> Exercise:
Pull every line containing the word "risks" from the records.

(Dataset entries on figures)
** START **
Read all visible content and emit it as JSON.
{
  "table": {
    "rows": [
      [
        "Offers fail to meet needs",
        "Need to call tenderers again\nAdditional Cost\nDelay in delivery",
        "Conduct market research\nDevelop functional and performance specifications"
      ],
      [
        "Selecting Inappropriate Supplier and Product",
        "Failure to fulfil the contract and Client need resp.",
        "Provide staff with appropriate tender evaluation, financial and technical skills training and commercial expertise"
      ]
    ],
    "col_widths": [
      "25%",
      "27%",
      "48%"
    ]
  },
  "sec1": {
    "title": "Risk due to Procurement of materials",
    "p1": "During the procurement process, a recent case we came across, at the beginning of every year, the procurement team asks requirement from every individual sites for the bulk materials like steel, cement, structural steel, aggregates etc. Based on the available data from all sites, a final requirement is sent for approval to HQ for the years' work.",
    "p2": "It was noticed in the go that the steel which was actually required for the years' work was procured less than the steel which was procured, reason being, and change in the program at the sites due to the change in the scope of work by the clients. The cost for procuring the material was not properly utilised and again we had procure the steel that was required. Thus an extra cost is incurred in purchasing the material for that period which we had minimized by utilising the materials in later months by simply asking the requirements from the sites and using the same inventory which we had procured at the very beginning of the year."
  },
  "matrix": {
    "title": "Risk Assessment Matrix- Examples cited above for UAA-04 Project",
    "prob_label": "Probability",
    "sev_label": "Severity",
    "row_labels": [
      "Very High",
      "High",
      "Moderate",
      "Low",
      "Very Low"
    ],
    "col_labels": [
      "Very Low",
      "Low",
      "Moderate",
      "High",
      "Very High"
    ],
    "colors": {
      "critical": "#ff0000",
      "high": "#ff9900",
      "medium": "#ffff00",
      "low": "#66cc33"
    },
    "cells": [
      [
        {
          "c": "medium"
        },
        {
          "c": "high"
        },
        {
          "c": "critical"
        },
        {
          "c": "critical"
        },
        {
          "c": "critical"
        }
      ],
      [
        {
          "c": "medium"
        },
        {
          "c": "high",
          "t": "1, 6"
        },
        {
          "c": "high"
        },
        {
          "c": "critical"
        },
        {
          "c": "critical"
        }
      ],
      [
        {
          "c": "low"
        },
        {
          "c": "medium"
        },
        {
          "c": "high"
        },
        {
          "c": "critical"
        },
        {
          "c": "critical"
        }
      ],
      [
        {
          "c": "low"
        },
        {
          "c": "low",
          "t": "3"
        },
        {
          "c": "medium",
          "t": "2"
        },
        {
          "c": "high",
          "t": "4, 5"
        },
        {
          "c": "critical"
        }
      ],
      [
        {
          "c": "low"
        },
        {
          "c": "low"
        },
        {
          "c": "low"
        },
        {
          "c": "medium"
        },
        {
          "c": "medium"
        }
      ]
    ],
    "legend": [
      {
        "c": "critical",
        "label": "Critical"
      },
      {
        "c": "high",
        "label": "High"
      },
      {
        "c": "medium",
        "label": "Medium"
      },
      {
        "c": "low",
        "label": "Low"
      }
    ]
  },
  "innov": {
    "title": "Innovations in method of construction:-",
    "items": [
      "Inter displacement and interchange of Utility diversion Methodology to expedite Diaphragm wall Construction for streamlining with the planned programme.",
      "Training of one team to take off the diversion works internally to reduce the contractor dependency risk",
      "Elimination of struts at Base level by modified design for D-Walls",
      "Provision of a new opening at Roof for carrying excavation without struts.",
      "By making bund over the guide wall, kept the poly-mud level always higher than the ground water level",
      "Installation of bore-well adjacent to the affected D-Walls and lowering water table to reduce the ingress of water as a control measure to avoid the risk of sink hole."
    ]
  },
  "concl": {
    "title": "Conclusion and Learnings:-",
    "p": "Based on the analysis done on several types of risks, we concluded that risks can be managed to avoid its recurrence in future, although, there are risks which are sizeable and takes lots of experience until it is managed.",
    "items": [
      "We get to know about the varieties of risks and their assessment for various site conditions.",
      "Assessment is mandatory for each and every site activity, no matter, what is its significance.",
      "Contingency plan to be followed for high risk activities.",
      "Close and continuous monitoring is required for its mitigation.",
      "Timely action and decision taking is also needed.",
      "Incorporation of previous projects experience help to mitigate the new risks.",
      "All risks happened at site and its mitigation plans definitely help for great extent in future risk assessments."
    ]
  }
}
** END **
> Written solution:
    "p": "Based on the analysis done on several types of risks, we concluded that risks can be managed to avoid its recurrence in future, although, there are risks which are sizeable and takes lots of experience until it is managed.",
      "We get to know about the varieties of risks and their assessment for various site conditions.",
      "Incorporation of previous projects experience help to mitigate the new risks.",
      "All risks happened at site and its mitigation plans definitely help for great extent in future risk assessments."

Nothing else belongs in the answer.